Repeat the material exactly, leaving nothing out.

**Dataset rows:**
** Start **

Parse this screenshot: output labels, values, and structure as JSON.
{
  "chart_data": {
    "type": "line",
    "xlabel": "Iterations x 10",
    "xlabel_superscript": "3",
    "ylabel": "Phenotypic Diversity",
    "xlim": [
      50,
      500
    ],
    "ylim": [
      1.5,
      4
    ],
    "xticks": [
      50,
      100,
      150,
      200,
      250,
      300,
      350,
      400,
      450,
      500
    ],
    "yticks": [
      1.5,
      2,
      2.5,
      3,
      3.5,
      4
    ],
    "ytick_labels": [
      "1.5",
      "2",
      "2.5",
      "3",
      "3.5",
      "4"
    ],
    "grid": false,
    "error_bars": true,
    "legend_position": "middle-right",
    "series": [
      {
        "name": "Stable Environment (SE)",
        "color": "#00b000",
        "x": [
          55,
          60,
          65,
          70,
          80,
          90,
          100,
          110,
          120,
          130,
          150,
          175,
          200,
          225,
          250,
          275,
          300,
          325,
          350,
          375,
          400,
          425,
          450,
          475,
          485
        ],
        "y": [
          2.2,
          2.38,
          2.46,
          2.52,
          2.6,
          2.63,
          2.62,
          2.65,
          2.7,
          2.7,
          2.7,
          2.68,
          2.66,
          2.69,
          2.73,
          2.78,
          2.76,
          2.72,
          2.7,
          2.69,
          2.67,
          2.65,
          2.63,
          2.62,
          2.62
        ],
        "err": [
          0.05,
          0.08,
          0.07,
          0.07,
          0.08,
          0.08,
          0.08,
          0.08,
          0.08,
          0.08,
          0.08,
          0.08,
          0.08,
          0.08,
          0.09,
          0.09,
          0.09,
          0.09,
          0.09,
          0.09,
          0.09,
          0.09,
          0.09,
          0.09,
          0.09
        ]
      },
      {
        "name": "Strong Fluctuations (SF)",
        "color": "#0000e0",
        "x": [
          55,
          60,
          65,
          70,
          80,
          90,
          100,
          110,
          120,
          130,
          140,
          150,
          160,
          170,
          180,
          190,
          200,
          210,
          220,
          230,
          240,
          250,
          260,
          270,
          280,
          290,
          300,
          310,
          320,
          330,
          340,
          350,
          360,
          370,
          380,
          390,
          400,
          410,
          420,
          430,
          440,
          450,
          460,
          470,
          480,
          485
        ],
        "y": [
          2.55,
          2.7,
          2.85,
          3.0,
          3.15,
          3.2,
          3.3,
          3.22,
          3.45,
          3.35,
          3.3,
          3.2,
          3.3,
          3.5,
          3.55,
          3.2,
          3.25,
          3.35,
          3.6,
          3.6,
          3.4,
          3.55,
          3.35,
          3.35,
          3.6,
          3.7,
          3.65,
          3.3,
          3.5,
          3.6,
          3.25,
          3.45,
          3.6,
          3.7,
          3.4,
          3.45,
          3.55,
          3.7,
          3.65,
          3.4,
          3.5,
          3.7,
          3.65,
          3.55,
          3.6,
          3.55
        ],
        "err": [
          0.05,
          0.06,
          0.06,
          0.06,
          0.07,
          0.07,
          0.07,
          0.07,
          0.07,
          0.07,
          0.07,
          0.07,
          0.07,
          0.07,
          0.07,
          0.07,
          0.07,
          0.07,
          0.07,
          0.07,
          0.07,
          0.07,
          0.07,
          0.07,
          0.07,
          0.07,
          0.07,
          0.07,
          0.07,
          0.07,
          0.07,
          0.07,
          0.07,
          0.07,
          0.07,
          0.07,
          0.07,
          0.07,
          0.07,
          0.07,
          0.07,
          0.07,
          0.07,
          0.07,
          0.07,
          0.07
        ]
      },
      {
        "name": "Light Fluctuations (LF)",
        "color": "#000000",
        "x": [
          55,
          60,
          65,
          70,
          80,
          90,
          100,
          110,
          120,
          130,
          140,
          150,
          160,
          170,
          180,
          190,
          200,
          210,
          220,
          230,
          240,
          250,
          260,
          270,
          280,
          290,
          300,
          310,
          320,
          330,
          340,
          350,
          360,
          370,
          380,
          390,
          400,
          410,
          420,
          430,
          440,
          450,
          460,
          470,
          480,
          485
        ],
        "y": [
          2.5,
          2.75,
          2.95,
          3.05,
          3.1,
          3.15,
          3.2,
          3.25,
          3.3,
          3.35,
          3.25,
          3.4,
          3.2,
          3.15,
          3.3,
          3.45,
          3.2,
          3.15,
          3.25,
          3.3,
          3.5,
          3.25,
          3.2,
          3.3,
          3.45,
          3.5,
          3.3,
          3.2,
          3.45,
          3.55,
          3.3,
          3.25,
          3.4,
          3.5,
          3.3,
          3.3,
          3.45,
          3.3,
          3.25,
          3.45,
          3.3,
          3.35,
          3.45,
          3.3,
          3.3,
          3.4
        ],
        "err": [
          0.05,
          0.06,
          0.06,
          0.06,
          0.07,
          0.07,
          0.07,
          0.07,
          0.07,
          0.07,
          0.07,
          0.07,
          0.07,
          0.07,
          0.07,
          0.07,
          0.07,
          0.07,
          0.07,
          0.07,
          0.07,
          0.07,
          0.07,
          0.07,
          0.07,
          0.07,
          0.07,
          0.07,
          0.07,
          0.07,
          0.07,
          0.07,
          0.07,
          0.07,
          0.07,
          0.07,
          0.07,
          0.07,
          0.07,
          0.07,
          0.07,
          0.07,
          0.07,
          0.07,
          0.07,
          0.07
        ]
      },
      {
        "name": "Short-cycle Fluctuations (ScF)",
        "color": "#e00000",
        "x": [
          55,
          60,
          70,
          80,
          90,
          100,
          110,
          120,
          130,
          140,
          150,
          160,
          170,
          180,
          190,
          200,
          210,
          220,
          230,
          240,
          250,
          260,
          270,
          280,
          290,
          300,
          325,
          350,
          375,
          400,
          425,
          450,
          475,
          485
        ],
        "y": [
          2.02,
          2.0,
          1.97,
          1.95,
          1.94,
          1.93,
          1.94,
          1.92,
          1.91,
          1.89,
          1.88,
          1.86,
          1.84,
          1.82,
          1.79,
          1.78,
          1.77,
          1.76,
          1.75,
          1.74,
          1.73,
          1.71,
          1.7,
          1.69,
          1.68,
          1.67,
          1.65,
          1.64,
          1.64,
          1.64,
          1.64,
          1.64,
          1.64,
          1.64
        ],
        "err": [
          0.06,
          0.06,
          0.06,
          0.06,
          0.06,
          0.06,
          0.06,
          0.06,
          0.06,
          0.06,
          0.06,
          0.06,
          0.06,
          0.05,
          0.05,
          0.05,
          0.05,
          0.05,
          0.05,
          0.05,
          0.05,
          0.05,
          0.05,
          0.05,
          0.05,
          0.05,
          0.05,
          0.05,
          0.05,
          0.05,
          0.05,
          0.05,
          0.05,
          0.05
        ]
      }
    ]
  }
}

** End **

**Solved exercise:**
Parse this screenshot: output labels, values, and structure as JSON.
{
  "chart_data": {
    "type": "line",
    "xlabel": "Iterations x 10",
    "xlabel_superscript": "3",
    "ylabel": "Phenotypic Diversity",
    "xlim": [
      50,
      500
    ],
    "ylim": [
      1.5,
      4
    ],
    "xticks": [
      50,
      100,
      150,
      200,
      250,
      300,
      350,
      400,
      450,
      500
    ],
    "yticks": [
      1.5,
      2,
      2.5,
      3,
      3.5,
      4
    ],
    "ytick_labels": [
      "1.5",
      "2",
      "2.5",
      "3",
      "3.5",
      "4"
    ],
    "grid": false,
    "error_bars": true,
    "legend_position": "middle-right",
    "series": [
      {
        "name": "Stable Environment (SE)",
        "color": "#00b000",
        "x": [
          55,
          60,
          65,
          70,
          80,
          90,
          100,
          110,
          120,
          130,
          150,
          175,
          200,
          225,
          250,
          275,
          300,
          325,
          350,
          375,
          400,
          425,
          450,
          475,
          485
        ],
        "y": [
          2.2,
          2.38,
          2.46,
          2.52,
          2.6,
          2.63,
          2.62,
          2.65,
          2.7,
          2.7,
          2.7,
          2.68,
          2.66,
          2.69,
          2.73,
          2.78,
          2.76,
          2.72,
          2.7,
          2.69,
          2.67,
          2.65,
          2.63,
          2.62,
          2.62
        ],
        "err": [
          0.05,
          0.08,
          0.07,
          0.07,
          0.08,
          0.08,
          0.08,
          0.08,
          0.08,
          0.08,
          0.08,
          0.08,
          0.08,
          0.08,
          0.09,
          0.09,
          0.09,
          0.09,
          0.09,
          0.09,
          0.09,
          0.09,
          0.09,
          0.09,
          0.09
        ]
      },
      {
        "name": "Strong Fluctuations (SF)",
        "color": "#0000e0",
        "x": [
          55,
          60,
          65,
          70,
          80,
          90,
          100,
          110,
          120,
          130,
          140,
          150,
          160,
          170,
          180,
          190,
          200,
          210,
          220,
          230,
          240,
          250,
          260,
          270,
          280,
          290,
          300,
          310,
          320,
          330,
          340,
          350,
          360,
          370,
          380,
          390,
          400,
          410,
          420,
          430,
          440,
          450,
          460,
          470,
          480,
          485
        ],
        "y": [
          2.55,
          2.7,
          2.85,
          3.0,
          3.15,
          3.2,
          3.3,
          3.22,
          3.45,
          3.35,
          3.3,
          3.2,
          3.3,
          3.5,
          3.55,
          3.2,
          3.25,
          3.35,
          3.6,
          3.6,
          3.4,
          3.55,
          3.35,
          3.35,
          3.6,
          3.7,
          3.65,
          3.3,
          3.5,
          3.6,
          3.25,
          3.45,
          3.6,
          3.7,
          3.4,
          3.45,
          3.55,
          3.7,
          3.65,
          3.4,
          3.5,
          3.7,
          3.65,
          3.55,
          3.6,
          3.55
        ],
        "err": [
          0.05,
          0.06,
          0.06,
          0.06,
          0.07,
          0.07,
          0.07,
          0.07,
          0.07,
          0.07,
          0.07,
          0.07,
          0.07,
          0.07,
          0.07,
          0.07,
          0.07,
          0.07,
          0.07,
          0.07,
          0.07,
          0.07,
          0.07,
          0.07,
          0.07,
          0.07,
          0.07,
          0.07,
          0.07,
          0.07,
          0.07,
          0.07,
          0.07,
          0.07,
          0.07,
          0.07,
          0.07,
          0.07,
          0.07,
          0.07,
          0.07,
          0.07,
          0.07,
          0.07,
          0.07,
          0.07
        ]
      },
      {
        "name": "Light Fluctuations (LF)",
        "color": "#000000",
        "x": [
          55,
          60,
          65,
          70,
          80,
          90,
          100,
          110,
          120,
          130,
          140,
          150,
          160,
          170,
          180,
          190,
          200,
          210,
          220,
          230,
          240,
          250,
          260,
          270,
          280,
          290,
          300,
          310,
          320,
          330,
          340,
          350,
          360,
          370,
          380,
          390,
          400,
          410,
          420,
          430,
          440,
          450,
          460,
          470,
          480,
          485
        ],
        "y": [
          2.5,
          2.75,
          2.95,
          3.05,
          3.1,
          3.15,
          3.2,
          3.25,
          3.3,
          3.35,
          3.25,
          3.4,
          3.2,
          3.15,
          3.3,
          3.45,
          3.2,
          3.15,
          3.25,
          3.3,
          3.5,
          3.25,
          3.2,
          3.3,
          3.45,
          3.5,
          3.3,
          3.2,
          3.45,
          3.55,
          3.3,
          3.25,
          3.4,
          3.5,
          3.3,
          3.3,
          3.45,
          3.3,
          3.25,
          3.45,
          3.3,
          3.35,
          3.45,
          3.3,
          3.3,
          3.4
        ],
        "err": [
          0.05,
          0.06,
          0.06,
          0.06,
          0.07,
          0.07,
          0.07,
          0.07,
          0.07,
          0.07,
          0.07,
          0.07,
          0.07,
          0.07,
          0.07,
          0.07,
          0.07,
          0.07,
          0.07,
          0.07,
          0.07,
          0.07,
          0.07,
          0.07,
          0.07,
          0.07,
          0.07,
          0.07,
          0.07,
          0.07,
          0.07,
          0.07,
          0.07,
          0.07,
          0.07,
          0.07,
          0.07,
          0.07,
          0.07,
          0.07,
          0.07,
          0.07,
          0.07,
          0.07,
          0.07,
          0.07
        ]
      },
      {
        "name": "Short-cycle Fluctuations (ScF)",
        "color": "#e00000",
        "x": [
          55,
          60,
          70,
          80,
          90,
          100,
          110,
          120,
          130,
          140,
          150,
          160,
          170,
          180,
          190,
          200,
          210,
          220,
          230,
          240,
          250,
          260,
          270,
          280,
          290,
          300,
          325,
          350,
          375,
          400,
          425,
          450,
          475,
          485
        ],
        "y": [
          2.02,
          2.0,
          1.97,
          1.95,
          1.94,
          1.93,
          1.94,
          1.92,
          1.91,
          1.89,
          1.88,
          1.86,
          1.84,
          1.82,
          1.79,
          1.78,
          1.77,
          1.76,
          1.75,
          1.74,
          1.73,
          1.71,
          1.7,
          1.69,
          1.68,
          1.67,
          1.65,
          1.64,
          1.64,
          1.64,
          1.64,
          1.64,
          1.64,
          1.64
        ],
        "err": [
          0.06,
          0.06,
          0.06,
          0.06,
          0.06,
          0.06,
          0.06,
          0.06,
          0.06,
          0.06,
          0.06,
          0.06,
          0.06,
          0.05,
          0.05,
          0.05,
          0.05,
          0.05,
          0.05,
          0.05,
          0.05,
          0.05,
          0.05,
          0.05,
          0.05,
          0.05,
          0.05,
          0.05,
          0.05,
          0.05,
          0.05,
          0.05,
          0.05,
          0.05
        ]
      }
    ]
  }
}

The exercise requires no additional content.